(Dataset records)
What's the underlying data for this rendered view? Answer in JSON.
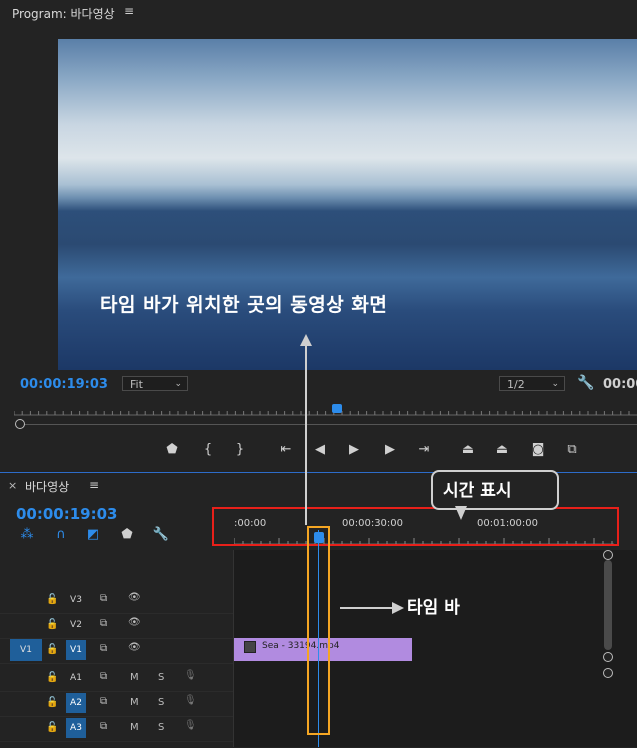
{
  "program": {
    "title": "Program: 바다영상",
    "menu_icon": "hamburger-icon",
    "timecode": "00:00:19:03",
    "timecode_right": "00:00",
    "zoom_label": "Fit",
    "resolution_label": "1/2",
    "overlay_annotation": "타임 바가 위치한 곳의 동영상 화면"
  },
  "transport": {
    "icons": [
      "marker-icon",
      "in-point-icon",
      "out-point-icon",
      "go-to-in-icon",
      "step-back-icon",
      "play-icon",
      "step-forward-icon",
      "go-to-out-icon",
      "lift-icon",
      "extract-icon",
      "export-frame-icon",
      "comparison-icon"
    ],
    "glyphs": [
      "⬟",
      "{",
      "}",
      "⇤",
      "◀",
      "▶",
      "▶",
      "⇥",
      "⏏",
      "⏏",
      "📷",
      "⧉"
    ]
  },
  "sequence": {
    "close": "×",
    "title": "바다영상",
    "timecode": "00:00:19:03",
    "ruler_labels": [
      ":00:00",
      "00:00:30:00",
      "00:01:00:00"
    ],
    "time_callout": "시간 표시",
    "timebar_callout": "타임 바",
    "tracks": {
      "v3": "V3",
      "v2": "V2",
      "v1": "V1",
      "v1_src": "V1",
      "a1": "A1",
      "a2": "A2",
      "a3": "A3",
      "m": "M",
      "s": "S"
    },
    "clip_label": "Sea - 33194.mp4"
  },
  "colors": {
    "accent_blue": "#2d8ceb",
    "clip_purple": "#b18be0",
    "red_annotation": "#e8201a",
    "orange_annotation": "#f5a623"
  }
}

> What the task requires: Every line of the data above should be quoted exactly. Omit the pictures.

> Response to this task:
What's the underlying data for this rendered view? Answer in JSON.
{
  "program": {
    "title": "Program: 바다영상",
    "menu_icon": "hamburger-icon",
    "timecode": "00:00:19:03",
    "timecode_right": "00:00",
    "zoom_label": "Fit",
    "resolution_label": "1/2",
    "overlay_annotation": "타임 바가 위치한 곳의 동영상 화면"
  },
  "transport": {
    "icons": [
      "marker-icon",
      "in-point-icon",
      "out-point-icon",
      "go-to-in-icon",
      "step-back-icon",
      "play-icon",
      "step-forward-icon",
      "go-to-out-icon",
      "lift-icon",
      "extract-icon",
      "export-frame-icon",
      "comparison-icon"
    ],
    "glyphs": [
      "⬟",
      "{",
      "}",
      "⇤",
      "◀",
      "▶",
      "▶",
      "⇥",
      "⏏",
      "⏏",
      "📷",
      "⧉"
    ]
  },
  "sequence": {
    "close": "×",
    "title": "바다영상",
    "timecode": "00:00:19:03",
    "ruler_labels": [
      ":00:00",
      "00:00:30:00",
      "00:01:00:00"
    ],
    "time_callout": "시간 표시",
    "timebar_callout": "타임 바",
    "tracks": {
      "v3": "V3",
      "v2": "V2",
      "v1": "V1",
      "v1_src": "V1",
      "a1": "A1",
      "a2": "A2",
      "a3": "A3",
      "m": "M",
      "s": "S"
    },
    "clip_label": "Sea - 33194.mp4"
  },
  "colors": {
    "accent_blue": "#2d8ceb",
    "clip_purple": "#b18be0",
    "red_annotation": "#e8201a",
    "orange_annotation": "#f5a623"
  }
}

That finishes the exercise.